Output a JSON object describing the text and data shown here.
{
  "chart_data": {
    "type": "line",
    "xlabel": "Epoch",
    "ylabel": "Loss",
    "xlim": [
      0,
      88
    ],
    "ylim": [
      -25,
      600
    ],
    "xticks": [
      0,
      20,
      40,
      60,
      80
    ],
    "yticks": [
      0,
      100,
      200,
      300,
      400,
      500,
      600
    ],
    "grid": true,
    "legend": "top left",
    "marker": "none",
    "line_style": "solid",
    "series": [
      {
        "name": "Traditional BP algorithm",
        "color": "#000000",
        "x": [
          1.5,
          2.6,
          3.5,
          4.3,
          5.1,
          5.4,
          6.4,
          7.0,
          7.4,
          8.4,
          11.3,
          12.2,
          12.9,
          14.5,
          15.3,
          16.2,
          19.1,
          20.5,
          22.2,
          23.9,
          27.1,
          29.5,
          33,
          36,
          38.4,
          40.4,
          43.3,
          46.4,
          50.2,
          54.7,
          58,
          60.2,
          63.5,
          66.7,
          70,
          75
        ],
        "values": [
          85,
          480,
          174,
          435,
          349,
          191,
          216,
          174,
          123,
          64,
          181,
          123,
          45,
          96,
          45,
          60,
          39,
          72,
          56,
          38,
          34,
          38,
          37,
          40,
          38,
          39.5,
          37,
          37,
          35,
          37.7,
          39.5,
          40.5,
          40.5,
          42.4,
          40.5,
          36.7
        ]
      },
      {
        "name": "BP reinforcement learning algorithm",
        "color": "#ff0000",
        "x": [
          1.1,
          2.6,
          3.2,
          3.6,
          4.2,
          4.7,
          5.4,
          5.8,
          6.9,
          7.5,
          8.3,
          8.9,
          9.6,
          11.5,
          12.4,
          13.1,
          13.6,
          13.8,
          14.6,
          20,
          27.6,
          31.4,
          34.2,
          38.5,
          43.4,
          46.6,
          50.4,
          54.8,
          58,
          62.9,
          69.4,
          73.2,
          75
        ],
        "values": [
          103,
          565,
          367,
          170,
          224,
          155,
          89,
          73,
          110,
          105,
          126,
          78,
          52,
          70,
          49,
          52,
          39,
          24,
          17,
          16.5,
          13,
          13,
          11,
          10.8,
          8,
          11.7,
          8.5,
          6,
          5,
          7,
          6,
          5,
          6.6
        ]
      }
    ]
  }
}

+--

• **Instructions to follow**
Copy out each line that contains the word "name".

• **Solved problem**
        "name": "Traditional BP algorithm",
        "name": "BP reinforcement learning algorithm",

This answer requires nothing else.